(Stored data entries)
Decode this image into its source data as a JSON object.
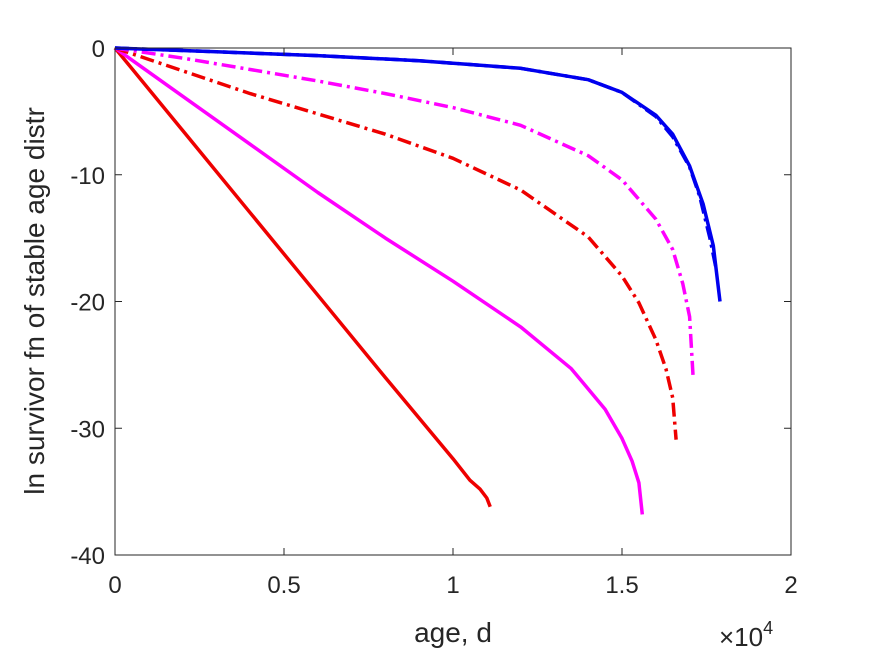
{
  "chart_data": {
    "type": "line",
    "title": "",
    "xlabel": "age, d",
    "ylabel": "ln survivor fn of stable age distr",
    "x_exponent_base": "×10",
    "x_exponent_power": "4",
    "xlim": [
      0,
      2
    ],
    "ylim": [
      -40,
      0
    ],
    "x_ticks": [
      0,
      0.5,
      1,
      1.5,
      2
    ],
    "x_tick_labels": [
      "0",
      "0.5",
      "1",
      "1.5",
      "2"
    ],
    "y_ticks": [
      0,
      -10,
      -20,
      -30,
      -40
    ],
    "y_tick_labels": [
      "0",
      "-10",
      "-20",
      "-30",
      "-40"
    ],
    "grid": false,
    "series": [
      {
        "color": "#ee0000",
        "style": "solid",
        "x": [
          0,
          0.2,
          0.4,
          0.6,
          0.8,
          1.0,
          1.05,
          1.08,
          1.1,
          1.11
        ],
        "y": [
          0,
          -6.5,
          -13.0,
          -19.5,
          -26.0,
          -32.4,
          -34.1,
          -34.8,
          -35.5,
          -36.2
        ]
      },
      {
        "color": "#ff00ff",
        "style": "solid",
        "x": [
          0,
          0.2,
          0.4,
          0.6,
          0.8,
          1.0,
          1.2,
          1.35,
          1.45,
          1.5,
          1.53,
          1.55,
          1.56
        ],
        "y": [
          0,
          -3.8,
          -7.6,
          -11.4,
          -15.0,
          -18.4,
          -22.0,
          -25.3,
          -28.5,
          -30.8,
          -32.6,
          -34.3,
          -36.8
        ]
      },
      {
        "color": "#ee0000",
        "style": "dashdot",
        "x": [
          0,
          0.2,
          0.4,
          0.6,
          0.8,
          1.0,
          1.2,
          1.4,
          1.5,
          1.55,
          1.6,
          1.63,
          1.65,
          1.66
        ],
        "y": [
          0,
          -1.8,
          -3.6,
          -5.2,
          -6.8,
          -8.7,
          -11.2,
          -14.9,
          -18.0,
          -20.1,
          -23.0,
          -25.3,
          -27.6,
          -30.9
        ]
      },
      {
        "color": "#ff00ff",
        "style": "dashdot",
        "x": [
          0,
          0.2,
          0.4,
          0.6,
          0.8,
          1.0,
          1.2,
          1.4,
          1.5,
          1.6,
          1.65,
          1.68,
          1.7,
          1.71
        ],
        "y": [
          0,
          -0.8,
          -1.7,
          -2.6,
          -3.6,
          -4.7,
          -6.1,
          -8.5,
          -10.4,
          -13.5,
          -15.9,
          -18.6,
          -21.2,
          -25.8
        ]
      },
      {
        "color": "#0000ee",
        "style": "dashdot",
        "x": [
          0,
          0.3,
          0.6,
          0.9,
          1.2,
          1.4,
          1.5,
          1.6,
          1.65,
          1.7,
          1.73,
          1.76,
          1.78
        ],
        "y": [
          0,
          -0.3,
          -0.6,
          -1.0,
          -1.6,
          -2.5,
          -3.5,
          -5.4,
          -7.0,
          -9.4,
          -11.7,
          -15.0,
          -17.6
        ]
      },
      {
        "color": "#0000ee",
        "style": "solid",
        "x": [
          0,
          0.3,
          0.6,
          0.9,
          1.2,
          1.4,
          1.5,
          1.6,
          1.65,
          1.7,
          1.74,
          1.77,
          1.79
        ],
        "y": [
          0,
          -0.3,
          -0.6,
          -1.0,
          -1.6,
          -2.5,
          -3.5,
          -5.3,
          -6.8,
          -9.3,
          -12.3,
          -15.6,
          -20.0
        ]
      }
    ]
  }
}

### To do
Every record must be copied exactly, with images dropped from the result.

### Reply
Decode this image into its source data as a JSON object.
{
  "chart_data": {
    "type": "line",
    "title": "",
    "xlabel": "age, d",
    "ylabel": "ln survivor fn of stable age distr",
    "x_exponent_base": "×10",
    "x_exponent_power": "4",
    "xlim": [
      0,
      2
    ],
    "ylim": [
      -40,
      0
    ],
    "x_ticks": [
      0,
      0.5,
      1,
      1.5,
      2
    ],
    "x_tick_labels": [
      "0",
      "0.5",
      "1",
      "1.5",
      "2"
    ],
    "y_ticks": [
      0,
      -10,
      -20,
      -30,
      -40
    ],
    "y_tick_labels": [
      "0",
      "-10",
      "-20",
      "-30",
      "-40"
    ],
    "grid": false,
    "series": [
      {
        "color": "#ee0000",
        "style": "solid",
        "x": [
          0,
          0.2,
          0.4,
          0.6,
          0.8,
          1.0,
          1.05,
          1.08,
          1.1,
          1.11
        ],
        "y": [
          0,
          -6.5,
          -13.0,
          -19.5,
          -26.0,
          -32.4,
          -34.1,
          -34.8,
          -35.5,
          -36.2
        ]
      },
      {
        "color": "#ff00ff",
        "style": "solid",
        "x": [
          0,
          0.2,
          0.4,
          0.6,
          0.8,
          1.0,
          1.2,
          1.35,
          1.45,
          1.5,
          1.53,
          1.55,
          1.56
        ],
        "y": [
          0,
          -3.8,
          -7.6,
          -11.4,
          -15.0,
          -18.4,
          -22.0,
          -25.3,
          -28.5,
          -30.8,
          -32.6,
          -34.3,
          -36.8
        ]
      },
      {
        "color": "#ee0000",
        "style": "dashdot",
        "x": [
          0,
          0.2,
          0.4,
          0.6,
          0.8,
          1.0,
          1.2,
          1.4,
          1.5,
          1.55,
          1.6,
          1.63,
          1.65,
          1.66
        ],
        "y": [
          0,
          -1.8,
          -3.6,
          -5.2,
          -6.8,
          -8.7,
          -11.2,
          -14.9,
          -18.0,
          -20.1,
          -23.0,
          -25.3,
          -27.6,
          -30.9
        ]
      },
      {
        "color": "#ff00ff",
        "style": "dashdot",
        "x": [
          0,
          0.2,
          0.4,
          0.6,
          0.8,
          1.0,
          1.2,
          1.4,
          1.5,
          1.6,
          1.65,
          1.68,
          1.7,
          1.71
        ],
        "y": [
          0,
          -0.8,
          -1.7,
          -2.6,
          -3.6,
          -4.7,
          -6.1,
          -8.5,
          -10.4,
          -13.5,
          -15.9,
          -18.6,
          -21.2,
          -25.8
        ]
      },
      {
        "color": "#0000ee",
        "style": "dashdot",
        "x": [
          0,
          0.3,
          0.6,
          0.9,
          1.2,
          1.4,
          1.5,
          1.6,
          1.65,
          1.7,
          1.73,
          1.76,
          1.78
        ],
        "y": [
          0,
          -0.3,
          -0.6,
          -1.0,
          -1.6,
          -2.5,
          -3.5,
          -5.4,
          -7.0,
          -9.4,
          -11.7,
          -15.0,
          -17.6
        ]
      },
      {
        "color": "#0000ee",
        "style": "solid",
        "x": [
          0,
          0.3,
          0.6,
          0.9,
          1.2,
          1.4,
          1.5,
          1.6,
          1.65,
          1.7,
          1.74,
          1.77,
          1.79
        ],
        "y": [
          0,
          -0.3,
          -0.6,
          -1.0,
          -1.6,
          -2.5,
          -3.5,
          -5.3,
          -6.8,
          -9.3,
          -12.3,
          -15.6,
          -20.0
        ]
      }
    ]
  }
}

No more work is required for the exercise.